▼

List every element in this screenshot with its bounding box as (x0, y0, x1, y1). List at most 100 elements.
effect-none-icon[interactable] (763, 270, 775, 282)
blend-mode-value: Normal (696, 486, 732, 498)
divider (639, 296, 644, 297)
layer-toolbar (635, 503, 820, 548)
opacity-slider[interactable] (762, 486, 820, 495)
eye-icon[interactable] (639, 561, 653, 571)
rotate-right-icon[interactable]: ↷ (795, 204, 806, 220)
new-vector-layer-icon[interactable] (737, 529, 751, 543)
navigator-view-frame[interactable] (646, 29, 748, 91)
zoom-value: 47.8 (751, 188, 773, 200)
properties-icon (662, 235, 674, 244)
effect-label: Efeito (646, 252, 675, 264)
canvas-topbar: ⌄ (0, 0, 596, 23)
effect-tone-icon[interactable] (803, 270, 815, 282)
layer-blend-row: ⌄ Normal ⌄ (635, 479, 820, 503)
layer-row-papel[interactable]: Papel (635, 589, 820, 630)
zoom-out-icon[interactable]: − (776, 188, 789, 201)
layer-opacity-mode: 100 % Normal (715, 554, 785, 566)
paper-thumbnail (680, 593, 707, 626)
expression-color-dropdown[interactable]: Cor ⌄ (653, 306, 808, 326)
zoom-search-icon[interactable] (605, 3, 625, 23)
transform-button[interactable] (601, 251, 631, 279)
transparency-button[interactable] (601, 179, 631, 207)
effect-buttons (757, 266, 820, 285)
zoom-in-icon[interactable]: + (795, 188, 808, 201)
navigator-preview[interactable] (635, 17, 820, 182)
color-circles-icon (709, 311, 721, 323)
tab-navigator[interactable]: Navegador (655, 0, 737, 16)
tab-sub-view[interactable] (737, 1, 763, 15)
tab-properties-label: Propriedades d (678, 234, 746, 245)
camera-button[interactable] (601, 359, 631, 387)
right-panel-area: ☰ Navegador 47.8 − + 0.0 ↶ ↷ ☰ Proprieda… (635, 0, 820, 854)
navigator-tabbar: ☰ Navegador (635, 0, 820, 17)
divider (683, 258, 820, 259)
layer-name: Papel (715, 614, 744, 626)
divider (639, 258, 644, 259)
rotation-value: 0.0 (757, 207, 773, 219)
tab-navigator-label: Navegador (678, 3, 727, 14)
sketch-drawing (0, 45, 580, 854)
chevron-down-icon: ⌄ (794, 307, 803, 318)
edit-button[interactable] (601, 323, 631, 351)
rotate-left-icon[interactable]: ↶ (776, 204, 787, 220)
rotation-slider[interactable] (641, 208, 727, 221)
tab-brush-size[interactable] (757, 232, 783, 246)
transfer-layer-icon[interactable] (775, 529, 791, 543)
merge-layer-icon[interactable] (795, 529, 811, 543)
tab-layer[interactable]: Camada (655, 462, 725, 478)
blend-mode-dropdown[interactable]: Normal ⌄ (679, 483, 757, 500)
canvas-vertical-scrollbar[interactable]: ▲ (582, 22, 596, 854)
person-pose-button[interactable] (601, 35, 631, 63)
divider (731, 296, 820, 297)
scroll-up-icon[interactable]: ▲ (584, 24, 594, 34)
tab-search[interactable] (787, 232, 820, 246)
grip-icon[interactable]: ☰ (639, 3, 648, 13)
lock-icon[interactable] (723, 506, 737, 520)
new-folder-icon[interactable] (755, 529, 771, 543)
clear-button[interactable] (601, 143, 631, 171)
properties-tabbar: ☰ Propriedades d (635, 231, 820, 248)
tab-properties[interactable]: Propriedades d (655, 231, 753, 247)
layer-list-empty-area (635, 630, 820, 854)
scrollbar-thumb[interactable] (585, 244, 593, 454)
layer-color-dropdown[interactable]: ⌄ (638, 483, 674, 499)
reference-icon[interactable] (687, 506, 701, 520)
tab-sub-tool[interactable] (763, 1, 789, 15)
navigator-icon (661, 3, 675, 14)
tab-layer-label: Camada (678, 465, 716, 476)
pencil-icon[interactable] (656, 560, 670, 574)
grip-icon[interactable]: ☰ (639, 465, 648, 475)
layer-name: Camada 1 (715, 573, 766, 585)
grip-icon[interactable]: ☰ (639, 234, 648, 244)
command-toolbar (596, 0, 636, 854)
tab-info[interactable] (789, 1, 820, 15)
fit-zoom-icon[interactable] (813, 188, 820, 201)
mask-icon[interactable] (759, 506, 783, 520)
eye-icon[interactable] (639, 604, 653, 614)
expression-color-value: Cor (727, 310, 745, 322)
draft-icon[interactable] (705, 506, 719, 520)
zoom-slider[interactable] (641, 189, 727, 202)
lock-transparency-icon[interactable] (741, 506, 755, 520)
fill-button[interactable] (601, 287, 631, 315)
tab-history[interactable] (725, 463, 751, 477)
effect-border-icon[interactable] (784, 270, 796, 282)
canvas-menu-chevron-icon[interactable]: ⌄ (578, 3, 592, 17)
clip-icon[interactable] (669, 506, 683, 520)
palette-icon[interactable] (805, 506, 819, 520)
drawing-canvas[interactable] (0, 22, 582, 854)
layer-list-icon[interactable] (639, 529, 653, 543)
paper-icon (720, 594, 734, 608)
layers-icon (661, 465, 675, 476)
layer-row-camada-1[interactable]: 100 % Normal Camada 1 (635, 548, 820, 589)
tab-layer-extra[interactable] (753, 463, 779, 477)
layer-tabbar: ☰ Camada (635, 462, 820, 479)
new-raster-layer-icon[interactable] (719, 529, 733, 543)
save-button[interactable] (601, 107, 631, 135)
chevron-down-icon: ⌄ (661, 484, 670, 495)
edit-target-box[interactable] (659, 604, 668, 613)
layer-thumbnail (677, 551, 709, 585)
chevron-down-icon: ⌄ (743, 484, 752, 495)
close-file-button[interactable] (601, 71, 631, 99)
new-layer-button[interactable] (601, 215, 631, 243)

▲

任务要求 -
从条目开头起，到含有“layer-toolbar (635, 503, 820, 548)”的那一行为止，首尾两行都算在内，把这一段一字不改地照抄一遍。

回答如下 -
List every element in this screenshot with its bounding box as (x0, y0, x1, y1). List at most 100 elements.
effect-none-icon[interactable] (763, 270, 775, 282)
blend-mode-value: Normal (696, 486, 732, 498)
divider (639, 296, 644, 297)
layer-toolbar (635, 503, 820, 548)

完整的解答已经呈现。